**WHAT THE TASK REQUIRES:** Skip the pictures. Copy all the rest of the records down exactly.

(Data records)
##############################
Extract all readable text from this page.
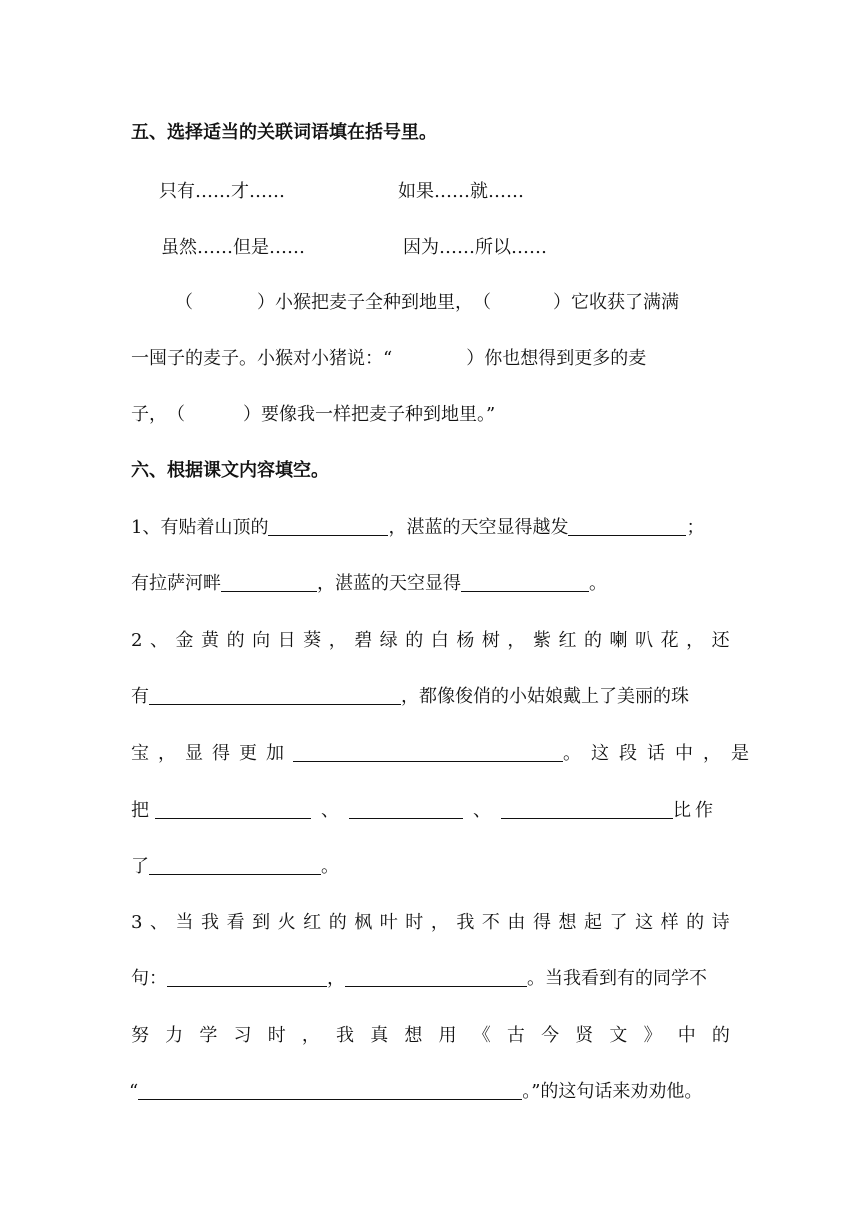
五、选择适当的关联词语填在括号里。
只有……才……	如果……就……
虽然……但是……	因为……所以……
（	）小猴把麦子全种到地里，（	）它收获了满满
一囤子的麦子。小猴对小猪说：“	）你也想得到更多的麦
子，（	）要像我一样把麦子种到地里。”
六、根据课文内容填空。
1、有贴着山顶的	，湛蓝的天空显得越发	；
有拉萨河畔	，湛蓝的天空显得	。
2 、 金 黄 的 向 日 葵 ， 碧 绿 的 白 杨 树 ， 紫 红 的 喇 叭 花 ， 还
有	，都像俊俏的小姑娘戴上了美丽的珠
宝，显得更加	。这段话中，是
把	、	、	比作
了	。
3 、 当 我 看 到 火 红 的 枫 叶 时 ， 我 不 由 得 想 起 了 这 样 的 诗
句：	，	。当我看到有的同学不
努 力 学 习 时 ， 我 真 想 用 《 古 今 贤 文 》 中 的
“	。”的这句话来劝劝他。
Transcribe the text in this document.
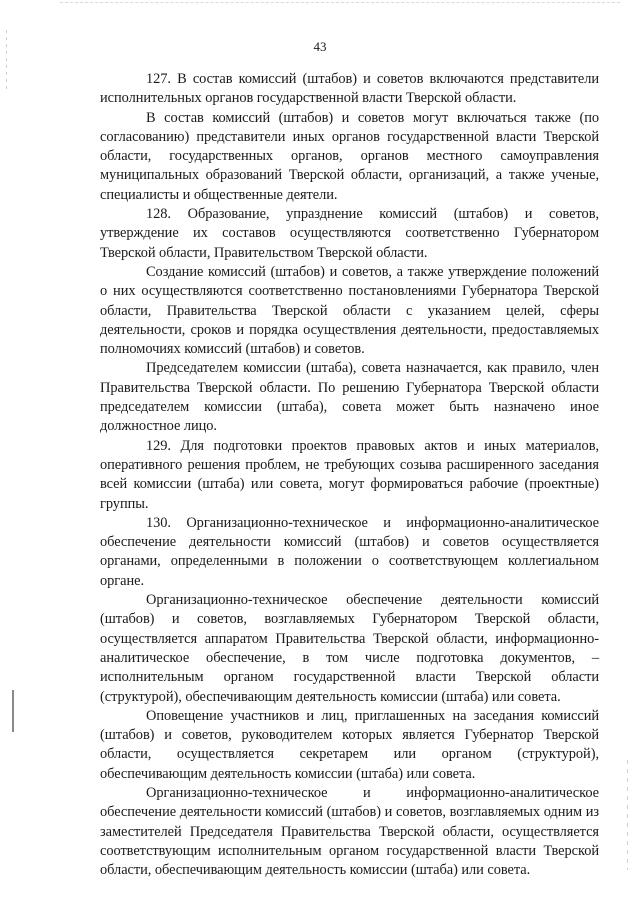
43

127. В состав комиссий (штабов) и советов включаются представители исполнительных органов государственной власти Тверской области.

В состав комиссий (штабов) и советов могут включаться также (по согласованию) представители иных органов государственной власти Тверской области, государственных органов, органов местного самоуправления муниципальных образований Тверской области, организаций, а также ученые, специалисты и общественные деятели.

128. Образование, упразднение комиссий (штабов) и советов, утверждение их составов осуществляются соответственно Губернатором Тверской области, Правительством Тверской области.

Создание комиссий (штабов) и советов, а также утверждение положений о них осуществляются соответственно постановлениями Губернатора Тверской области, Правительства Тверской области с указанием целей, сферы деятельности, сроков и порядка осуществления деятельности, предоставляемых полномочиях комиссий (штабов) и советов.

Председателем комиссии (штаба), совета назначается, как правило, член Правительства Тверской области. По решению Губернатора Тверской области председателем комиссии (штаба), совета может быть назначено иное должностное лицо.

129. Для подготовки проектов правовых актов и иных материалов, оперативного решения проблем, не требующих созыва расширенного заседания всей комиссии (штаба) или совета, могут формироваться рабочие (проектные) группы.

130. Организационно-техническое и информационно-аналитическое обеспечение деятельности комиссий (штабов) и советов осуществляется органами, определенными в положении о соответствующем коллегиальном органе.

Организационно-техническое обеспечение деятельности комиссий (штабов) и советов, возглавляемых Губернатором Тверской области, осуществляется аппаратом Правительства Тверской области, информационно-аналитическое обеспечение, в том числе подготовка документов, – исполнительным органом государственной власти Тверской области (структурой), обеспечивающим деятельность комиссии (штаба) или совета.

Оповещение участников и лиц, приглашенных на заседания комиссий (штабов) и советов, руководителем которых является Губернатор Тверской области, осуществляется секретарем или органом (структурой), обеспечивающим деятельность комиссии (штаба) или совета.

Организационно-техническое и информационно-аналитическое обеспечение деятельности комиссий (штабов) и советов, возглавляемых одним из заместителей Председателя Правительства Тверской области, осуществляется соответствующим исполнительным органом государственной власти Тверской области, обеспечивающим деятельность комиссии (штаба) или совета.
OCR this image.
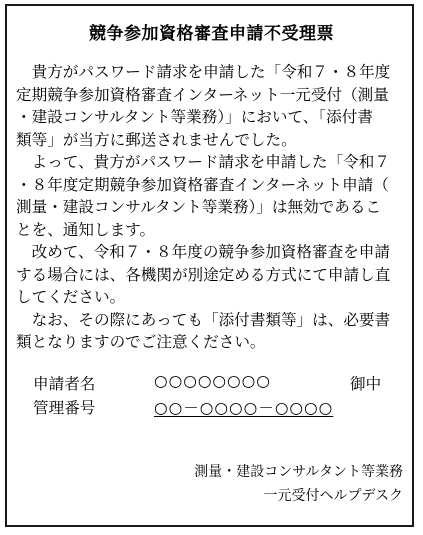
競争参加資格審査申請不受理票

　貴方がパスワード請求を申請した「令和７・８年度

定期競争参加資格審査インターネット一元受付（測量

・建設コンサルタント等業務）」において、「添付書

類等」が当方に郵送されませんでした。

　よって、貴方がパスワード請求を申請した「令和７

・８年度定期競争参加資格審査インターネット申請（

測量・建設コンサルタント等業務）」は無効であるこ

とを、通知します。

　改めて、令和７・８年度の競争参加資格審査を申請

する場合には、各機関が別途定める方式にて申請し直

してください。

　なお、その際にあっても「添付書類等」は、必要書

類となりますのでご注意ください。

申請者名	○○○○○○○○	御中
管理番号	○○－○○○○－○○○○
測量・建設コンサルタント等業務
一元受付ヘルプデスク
##############################
**TASK SOLUTION:**
Extract all readable text from this page.
五、选择适当的关联词语填在括号里。
只有……才……	如果……就……
虽然……但是……	因为……所以……
（	）小猴把麦子全种到地里，（	）它收获了满满
一囤子的麦子。小猴对小猪说：“	）你也想得到更多的麦
子，（	）要像我一样把麦子种到地里。”
六、根据课文内容填空。
1、有贴着山顶的	，湛蓝的天空显得越发	；
有拉萨河畔	，湛蓝的天空显得	。
2 、 金 黄 的 向 日 葵 ， 碧 绿 的 白 杨 树 ， 紫 红 的 喇 叭 花 ， 还
有	，都像俊俏的小姑娘戴上了美丽的珠
宝，显得更加	。这段话中，是
把	、	、	比作
了	。
3 、 当 我 看 到 火 红 的 枫 叶 时 ， 我 不 由 得 想 起 了 这 样 的 诗
句：	，	。当我看到有的同学不
努 力 学 习 时 ， 我 真 想 用 《 古 今 贤 文 》 中 的
“	。”的这句话来劝劝他。
Transcribe the text in this document.
43

127. В состав комиссий (штабов) и советов включаются представители исполнительных органов государственной власти Тверской области.

В состав комиссий (штабов) и советов могут включаться также (по согласованию) представители иных органов государственной власти Тверской области, государственных органов, органов местного самоуправления муниципальных образований Тверской области, организаций, а также ученые, специалисты и общественные деятели.

128. Образование, упразднение комиссий (штабов) и советов, утверждение их составов осуществляются соответственно Губернатором Тверской области, Правительством Тверской области.

Создание комиссий (штабов) и советов, а также утверждение положений о них осуществляются соответственно постановлениями Губернатора Тверской области, Правительства Тверской области с указанием целей, сферы деятельности, сроков и порядка осуществления деятельности, предоставляемых полномочиях комиссий (штабов) и советов.

Председателем комиссии (штаба), совета назначается, как правило, член Правительства Тверской области. По решению Губернатора Тверской области председателем комиссии (штаба), совета может быть назначено иное должностное лицо.

129. Для подготовки проектов правовых актов и иных материалов, оперативного решения проблем, не требующих созыва расширенного заседания всей комиссии (штаба) или совета, могут формироваться рабочие (проектные) группы.

130. Организационно-техническое и информационно-аналитическое обеспечение деятельности комиссий (штабов) и советов осуществляется органами, определенными в положении о соответствующем коллегиальном органе.

Организационно-техническое обеспечение деятельности комиссий (штабов) и советов, возглавляемых Губернатором Тверской области, осуществляется аппаратом Правительства Тверской области, информационно-аналитическое обеспечение, в том числе подготовка документов, – исполнительным органом государственной власти Тверской области (структурой), обеспечивающим деятельность комиссии (штаба) или совета.

Оповещение участников и лиц, приглашенных на заседания комиссий (штабов) и советов, руководителем которых является Губернатор Тверской области, осуществляется секретарем или органом (структурой), обеспечивающим деятельность комиссии (штаба) или совета.

Организационно-техническое и информационно-аналитическое обеспечение деятельности комиссий (штабов) и советов, возглавляемых одним из заместителей Председателя Правительства Тверской области, осуществляется соответствующим исполнительным органом государственной власти Тверской области, обеспечивающим деятельность комиссии (штаба) или совета.
OCR this image.
競争参加資格審査申請不受理票

　貴方がパスワード請求を申請した「令和７・８年度

定期競争参加資格審査インターネット一元受付（測量

・建設コンサルタント等業務）」において、「添付書

類等」が当方に郵送されませんでした。

　よって、貴方がパスワード請求を申請した「令和７

・８年度定期競争参加資格審査インターネット申請（

測量・建設コンサルタント等業務）」は無効であるこ

とを、通知します。

　改めて、令和７・８年度の競争参加資格審査を申請

する場合には、各機関が別途定める方式にて申請し直

してください。

　なお、その際にあっても「添付書類等」は、必要書

類となりますのでご注意ください。

申請者名	○○○○○○○○	御中
管理番号	○○－○○○○－○○○○
測量・建設コンサルタント等業務
一元受付ヘルプデスク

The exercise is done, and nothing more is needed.